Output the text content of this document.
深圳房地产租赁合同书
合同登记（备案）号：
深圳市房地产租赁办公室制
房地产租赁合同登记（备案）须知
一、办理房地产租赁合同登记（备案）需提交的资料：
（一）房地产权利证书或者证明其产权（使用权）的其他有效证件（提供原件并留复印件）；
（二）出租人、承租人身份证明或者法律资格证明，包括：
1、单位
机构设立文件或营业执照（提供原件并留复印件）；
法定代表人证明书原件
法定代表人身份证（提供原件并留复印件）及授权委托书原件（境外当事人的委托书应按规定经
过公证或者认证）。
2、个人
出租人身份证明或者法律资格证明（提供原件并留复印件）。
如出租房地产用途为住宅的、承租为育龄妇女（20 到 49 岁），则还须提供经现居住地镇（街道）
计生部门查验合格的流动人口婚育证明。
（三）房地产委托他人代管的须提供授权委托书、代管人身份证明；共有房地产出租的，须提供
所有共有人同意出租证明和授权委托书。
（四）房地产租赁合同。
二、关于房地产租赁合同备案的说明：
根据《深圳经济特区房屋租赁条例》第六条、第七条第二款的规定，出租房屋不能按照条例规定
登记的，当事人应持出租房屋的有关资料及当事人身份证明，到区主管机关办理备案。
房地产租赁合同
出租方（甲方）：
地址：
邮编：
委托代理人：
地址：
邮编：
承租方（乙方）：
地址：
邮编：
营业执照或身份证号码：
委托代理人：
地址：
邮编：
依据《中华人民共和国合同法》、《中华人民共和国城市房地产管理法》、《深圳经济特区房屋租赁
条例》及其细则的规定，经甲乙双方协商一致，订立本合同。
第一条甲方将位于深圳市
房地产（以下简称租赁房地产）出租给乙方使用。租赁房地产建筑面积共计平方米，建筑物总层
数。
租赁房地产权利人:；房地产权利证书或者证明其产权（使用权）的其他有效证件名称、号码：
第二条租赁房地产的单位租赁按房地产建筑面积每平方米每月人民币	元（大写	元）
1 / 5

→ **Problem statement**:
Gather each line of the listing containing the word "提供原件并留复印件" and show it.

→ **Answer**:
（一）房地产权利证书或者证明其产权（使用权）的其他有效证件（提供原件并留复印件）；
机构设立文件或营业执照（提供原件并留复印件）；
法定代表人身份证（提供原件并留复印件）及授权委托书原件（境外当事人的委托书应按规定经
出租人身份证明或者法律资格证明（提供原件并留复印件）。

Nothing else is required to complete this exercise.